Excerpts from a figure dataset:
· · · · · · ·

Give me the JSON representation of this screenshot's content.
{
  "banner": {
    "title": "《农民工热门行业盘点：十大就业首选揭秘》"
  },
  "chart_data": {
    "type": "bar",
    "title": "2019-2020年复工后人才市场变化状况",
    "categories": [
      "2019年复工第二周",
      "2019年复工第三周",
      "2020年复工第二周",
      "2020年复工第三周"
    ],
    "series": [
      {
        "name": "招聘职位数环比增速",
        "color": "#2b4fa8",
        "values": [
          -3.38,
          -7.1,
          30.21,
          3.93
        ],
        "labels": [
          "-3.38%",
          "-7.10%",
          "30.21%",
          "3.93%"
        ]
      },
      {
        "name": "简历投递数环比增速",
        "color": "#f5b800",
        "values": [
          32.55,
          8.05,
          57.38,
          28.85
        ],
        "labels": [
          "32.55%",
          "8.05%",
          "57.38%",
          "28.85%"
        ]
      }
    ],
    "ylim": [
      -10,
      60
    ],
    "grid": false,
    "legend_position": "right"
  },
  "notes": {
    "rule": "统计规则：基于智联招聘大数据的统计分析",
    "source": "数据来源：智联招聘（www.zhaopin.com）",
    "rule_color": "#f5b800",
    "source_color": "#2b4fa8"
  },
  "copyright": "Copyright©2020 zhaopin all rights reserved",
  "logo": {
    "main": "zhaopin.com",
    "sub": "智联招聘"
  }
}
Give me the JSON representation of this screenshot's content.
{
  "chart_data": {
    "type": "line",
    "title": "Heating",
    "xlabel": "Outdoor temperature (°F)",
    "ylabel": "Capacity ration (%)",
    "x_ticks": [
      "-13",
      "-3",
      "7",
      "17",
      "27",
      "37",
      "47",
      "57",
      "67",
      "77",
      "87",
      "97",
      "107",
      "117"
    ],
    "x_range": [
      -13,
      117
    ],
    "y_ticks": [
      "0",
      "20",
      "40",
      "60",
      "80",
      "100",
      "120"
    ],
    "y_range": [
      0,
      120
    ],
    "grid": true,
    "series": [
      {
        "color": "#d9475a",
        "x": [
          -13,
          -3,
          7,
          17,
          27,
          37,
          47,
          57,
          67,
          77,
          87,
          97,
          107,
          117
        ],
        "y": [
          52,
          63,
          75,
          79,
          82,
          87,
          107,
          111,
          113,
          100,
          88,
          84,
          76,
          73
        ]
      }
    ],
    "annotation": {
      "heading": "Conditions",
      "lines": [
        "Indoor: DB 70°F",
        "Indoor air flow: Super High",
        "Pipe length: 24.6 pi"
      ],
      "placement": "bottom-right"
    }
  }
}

· · · · · · ·

# Exercise goal:
Reproduce the data, keeping every line exactly the same.

# Exercise answer:
Give me the JSON representation of this screenshot's content.
{
  "banner": {
    "title": "《农民工热门行业盘点：十大就业首选揭秘》"
  },
  "chart_data": {
    "type": "bar",
    "title": "2019-2020年复工后人才市场变化状况",
    "categories": [
      "2019年复工第二周",
      "2019年复工第三周",
      "2020年复工第二周",
      "2020年复工第三周"
    ],
    "series": [
      {
        "name": "招聘职位数环比增速",
        "color": "#2b4fa8",
        "values": [
          -3.38,
          -7.1,
          30.21,
          3.93
        ],
        "labels": [
          "-3.38%",
          "-7.10%",
          "30.21%",
          "3.93%"
        ]
      },
      {
        "name": "简历投递数环比增速",
        "color": "#f5b800",
        "values": [
          32.55,
          8.05,
          57.38,
          28.85
        ],
        "labels": [
          "32.55%",
          "8.05%",
          "57.38%",
          "28.85%"
        ]
      }
    ],
    "ylim": [
      -10,
      60
    ],
    "grid": false,
    "legend_position": "right"
  },
  "notes": {
    "rule": "统计规则：基于智联招聘大数据的统计分析",
    "source": "数据来源：智联招聘（www.zhaopin.com）",
    "rule_color": "#f5b800",
    "source_color": "#2b4fa8"
  },
  "copyright": "Copyright©2020 zhaopin all rights reserved",
  "logo": {
    "main": "zhaopin.com",
    "sub": "智联招聘"
  }
}
Give me the JSON representation of this screenshot's content.
{
  "chart_data": {
    "type": "line",
    "title": "Heating",
    "xlabel": "Outdoor temperature (°F)",
    "ylabel": "Capacity ration (%)",
    "x_ticks": [
      "-13",
      "-3",
      "7",
      "17",
      "27",
      "37",
      "47",
      "57",
      "67",
      "77",
      "87",
      "97",
      "107",
      "117"
    ],
    "x_range": [
      -13,
      117
    ],
    "y_ticks": [
      "0",
      "20",
      "40",
      "60",
      "80",
      "100",
      "120"
    ],
    "y_range": [
      0,
      120
    ],
    "grid": true,
    "series": [
      {
        "color": "#d9475a",
        "x": [
          -13,
          -3,
          7,
          17,
          27,
          37,
          47,
          57,
          67,
          77,
          87,
          97,
          107,
          117
        ],
        "y": [
          52,
          63,
          75,
          79,
          82,
          87,
          107,
          111,
          113,
          100,
          88,
          84,
          76,
          73
        ]
      }
    ],
    "annotation": {
      "heading": "Conditions",
      "lines": [
        "Indoor: DB 70°F",
        "Indoor air flow: Super High",
        "Pipe length: 24.6 pi"
      ],
      "placement": "bottom-right"
    }
  }
}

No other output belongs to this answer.